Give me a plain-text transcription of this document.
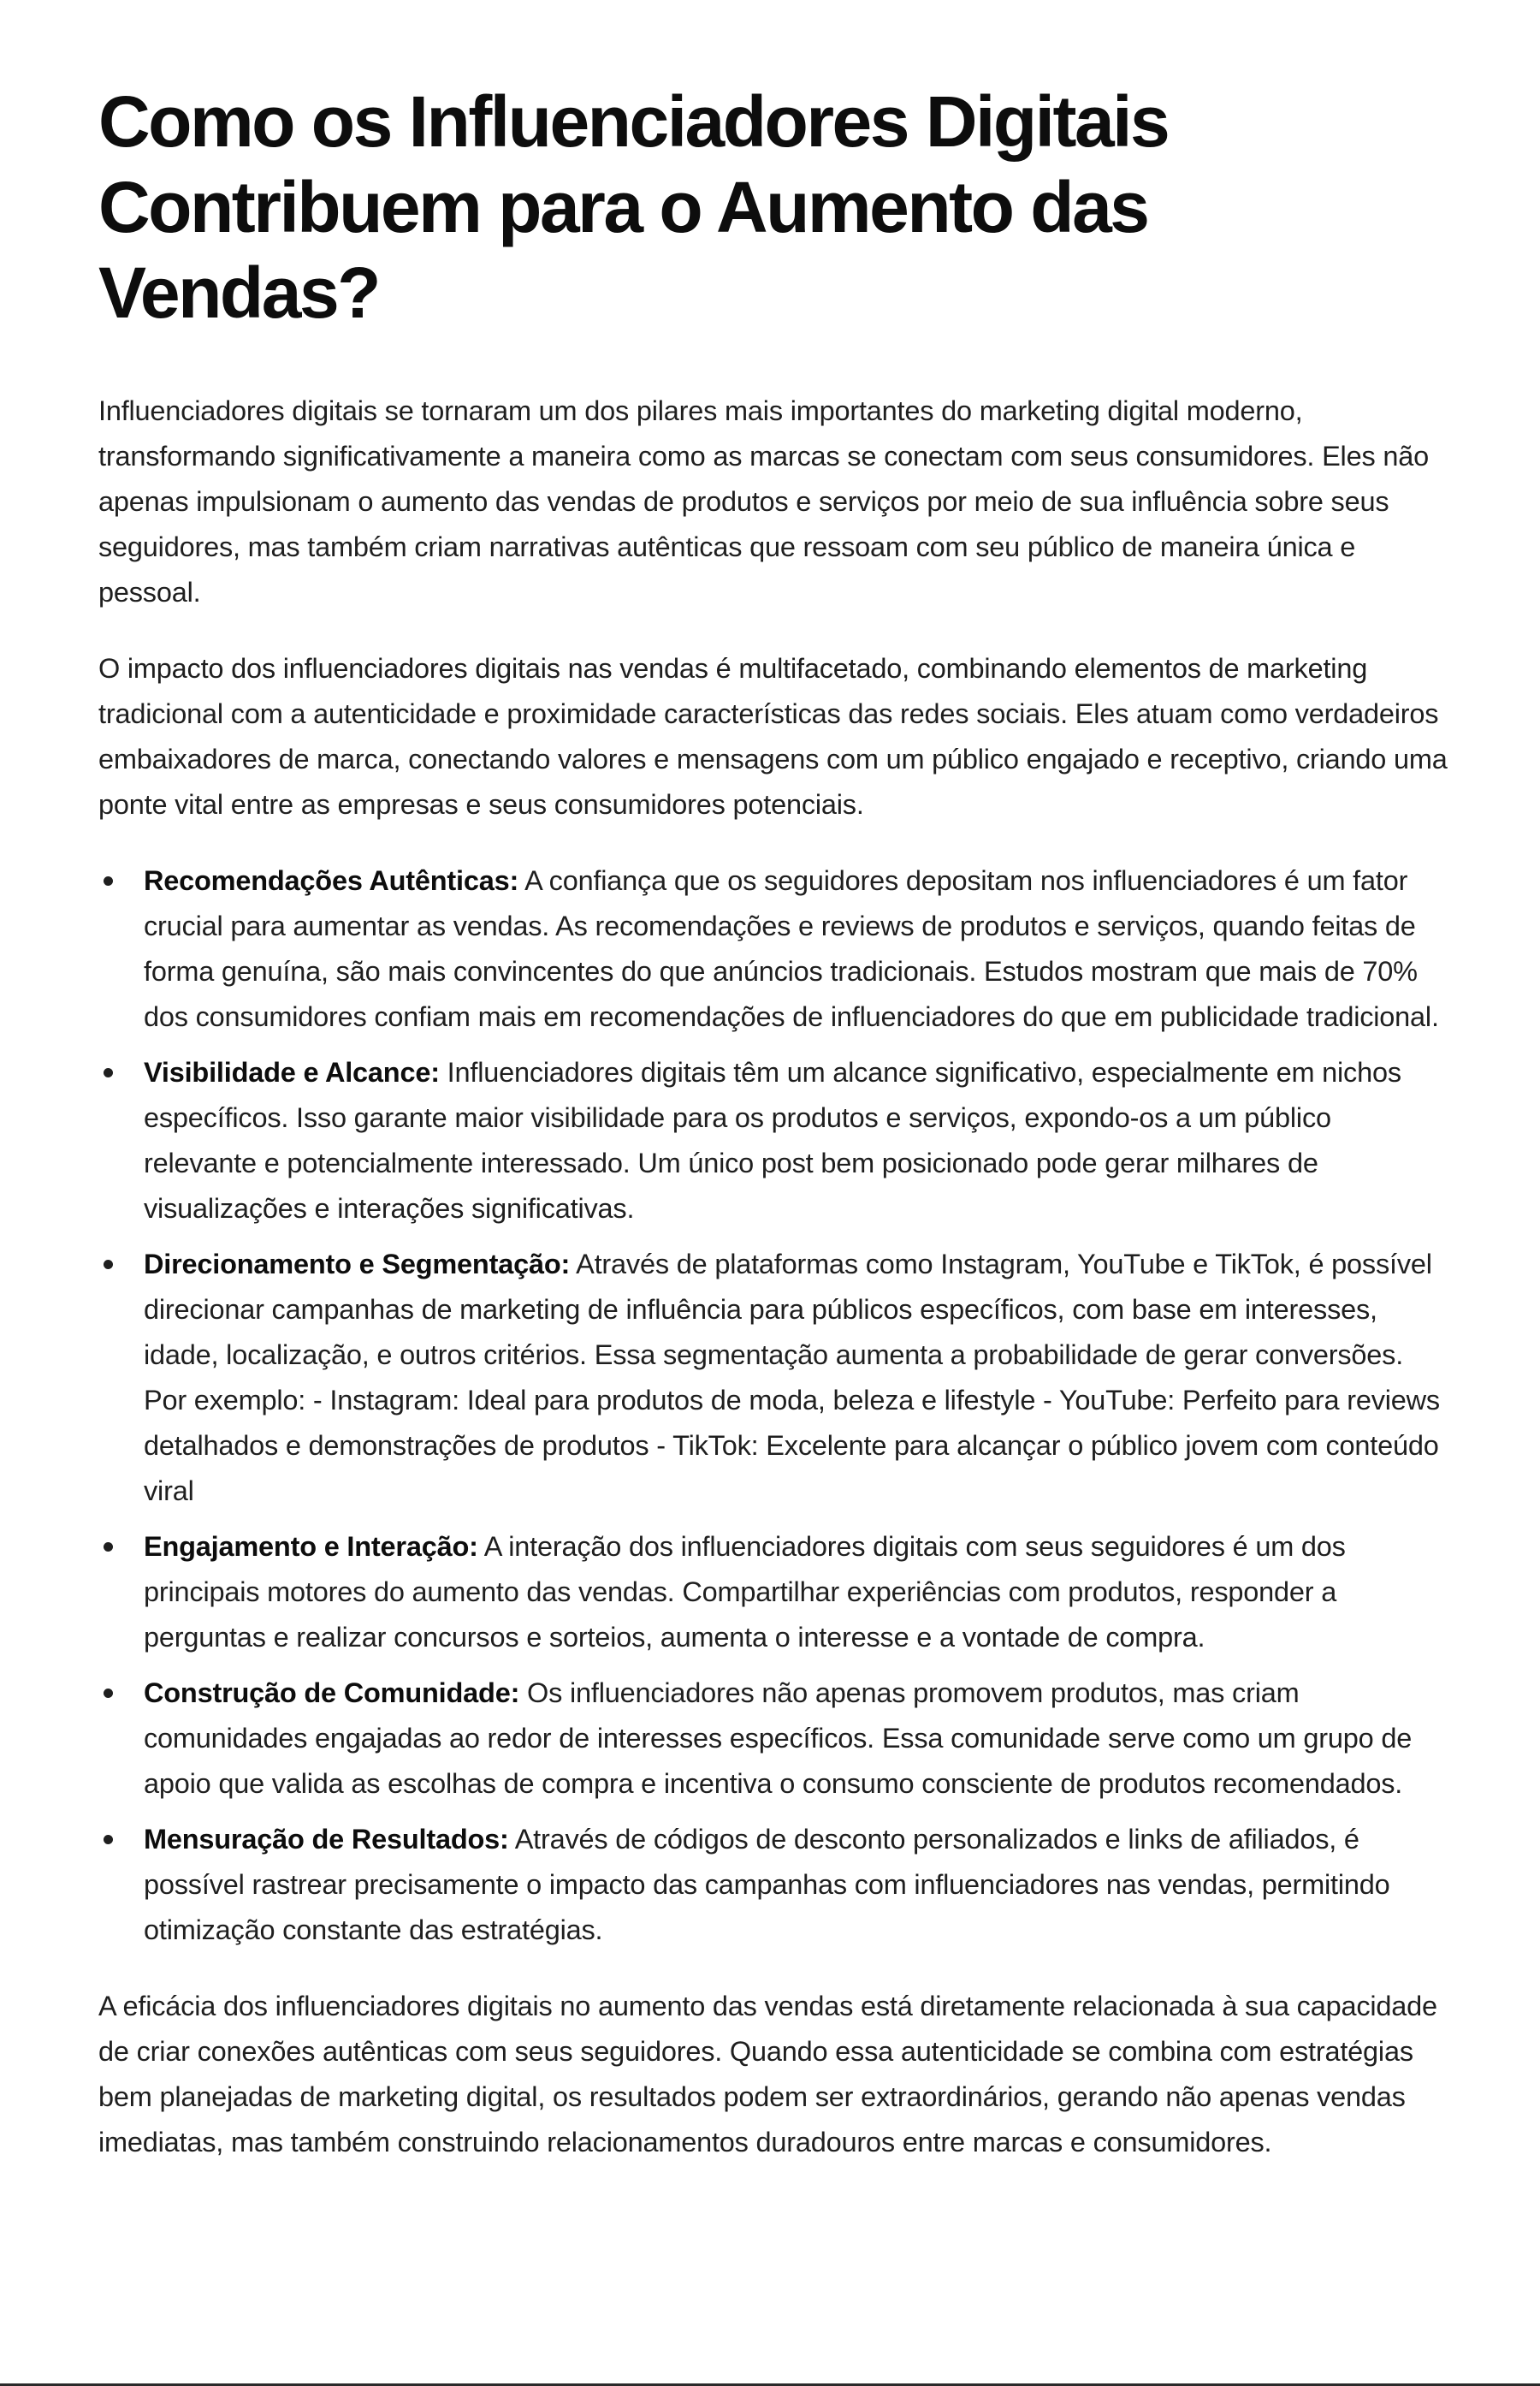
Como os Influenciadores Digitais Contribuem para o Aumento das Vendas?

Influenciadores digitais se tornaram um dos pilares mais importantes do marketing digital moderno, transformando significativamente a maneira como as marcas se conectam com seus consumidores. Eles não apenas impulsionam o aumento das vendas de produtos e serviços por meio de sua influência sobre seus seguidores, mas também criam narrativas autênticas que ressoam com seu público de maneira única e pessoal.

O impacto dos influenciadores digitais nas vendas é multifacetado, combinando elementos de marketing tradicional com a autenticidade e proximidade características das redes sociais. Eles atuam como verdadeiros embaixadores de marca, conectando valores e mensagens com um público engajado e receptivo, criando uma ponte vital entre as empresas e seus consumidores potenciais.

Recomendações Autênticas: A confiança que os seguidores depositam nos influenciadores é um fator crucial para aumentar as vendas. As recomendações e reviews de produtos e serviços, quando feitas de forma genuína, são mais convincentes do que anúncios tradicionais. Estudos mostram que mais de 70% dos consumidores confiam mais em recomendações de influenciadores do que em publicidade tradicional.
Visibilidade e Alcance: Influenciadores digitais têm um alcance significativo, especialmente em nichos específicos. Isso garante maior visibilidade para os produtos e serviços, expondo-os a um público relevante e potencialmente interessado. Um único post bem posicionado pode gerar milhares de visualizações e interações significativas.
Direcionamento e Segmentação: Através de plataformas como Instagram, YouTube e TikTok, é possível direcionar campanhas de marketing de influência para públicos específicos, com base em interesses, idade, localização, e outros critérios. Essa segmentação aumenta a probabilidade de gerar conversões. Por exemplo: - Instagram: Ideal para produtos de moda, beleza e lifestyle - YouTube: Perfeito para reviews detalhados e demonstrações de produtos - TikTok: Excelente para alcançar o público jovem com conteúdo viral
Engajamento e Interação: A interação dos influenciadores digitais com seus seguidores é um dos principais motores do aumento das vendas. Compartilhar experiências com produtos, responder a perguntas e realizar concursos e sorteios, aumenta o interesse e a vontade de compra.
Construção de Comunidade: Os influenciadores não apenas promovem produtos, mas criam comunidades engajadas ao redor de interesses específicos. Essa comunidade serve como um grupo de apoio que valida as escolhas de compra e incentiva o consumo consciente de produtos recomendados.
Mensuração de Resultados: Através de códigos de desconto personalizados e links de afiliados, é possível rastrear precisamente o impacto das campanhas com influenciadores nas vendas, permitindo otimização constante das estratégias.

A eficácia dos influenciadores digitais no aumento das vendas está diretamente relacionada à sua capacidade de criar conexões autênticas com seus seguidores. Quando essa autenticidade se combina com estratégias bem planejadas de marketing digital, os resultados podem ser extraordinários, gerando não apenas vendas imediatas, mas também construindo relacionamentos duradouros entre marcas e consumidores.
———
*Exercise directions*: A faithful reproduction of every entry, with no pictures, is the expected answer.

*Answer space*:
Give me a plain-text transcription of this document.
Como os Influenciadores Digitais Contribuem para o Aumento das Vendas?

Influenciadores digitais se tornaram um dos pilares mais importantes do marketing digital moderno, transformando significativamente a maneira como as marcas se conectam com seus consumidores. Eles não apenas impulsionam o aumento das vendas de produtos e serviços por meio de sua influência sobre seus seguidores, mas também criam narrativas autênticas que ressoam com seu público de maneira única e pessoal.

O impacto dos influenciadores digitais nas vendas é multifacetado, combinando elementos de marketing tradicional com a autenticidade e proximidade características das redes sociais. Eles atuam como verdadeiros embaixadores de marca, conectando valores e mensagens com um público engajado e receptivo, criando uma ponte vital entre as empresas e seus consumidores potenciais.

Recomendações Autênticas: A confiança que os seguidores depositam nos influenciadores é um fator crucial para aumentar as vendas. As recomendações e reviews de produtos e serviços, quando feitas de forma genuína, são mais convincentes do que anúncios tradicionais. Estudos mostram que mais de 70% dos consumidores confiam mais em recomendações de influenciadores do que em publicidade tradicional.
Visibilidade e Alcance: Influenciadores digitais têm um alcance significativo, especialmente em nichos específicos. Isso garante maior visibilidade para os produtos e serviços, expondo-os a um público relevante e potencialmente interessado. Um único post bem posicionado pode gerar milhares de visualizações e interações significativas.
Direcionamento e Segmentação: Através de plataformas como Instagram, YouTube e TikTok, é possível direcionar campanhas de marketing de influência para públicos específicos, com base em interesses, idade, localização, e outros critérios. Essa segmentação aumenta a probabilidade de gerar conversões. Por exemplo: - Instagram: Ideal para produtos de moda, beleza e lifestyle - YouTube: Perfeito para reviews detalhados e demonstrações de produtos - TikTok: Excelente para alcançar o público jovem com conteúdo viral
Engajamento e Interação: A interação dos influenciadores digitais com seus seguidores é um dos principais motores do aumento das vendas. Compartilhar experiências com produtos, responder a perguntas e realizar concursos e sorteios, aumenta o interesse e a vontade de compra.
Construção de Comunidade: Os influenciadores não apenas promovem produtos, mas criam comunidades engajadas ao redor de interesses específicos. Essa comunidade serve como um grupo de apoio que valida as escolhas de compra e incentiva o consumo consciente de produtos recomendados.
Mensuração de Resultados: Através de códigos de desconto personalizados e links de afiliados, é possível rastrear precisamente o impacto das campanhas com influenciadores nas vendas, permitindo otimização constante das estratégias.

A eficácia dos influenciadores digitais no aumento das vendas está diretamente relacionada à sua capacidade de criar conexões autênticas com seus seguidores. Quando essa autenticidade se combina com estratégias bem planejadas de marketing digital, os resultados podem ser extraordinários, gerando não apenas vendas imediatas, mas também construindo relacionamentos duradouros entre marcas e consumidores.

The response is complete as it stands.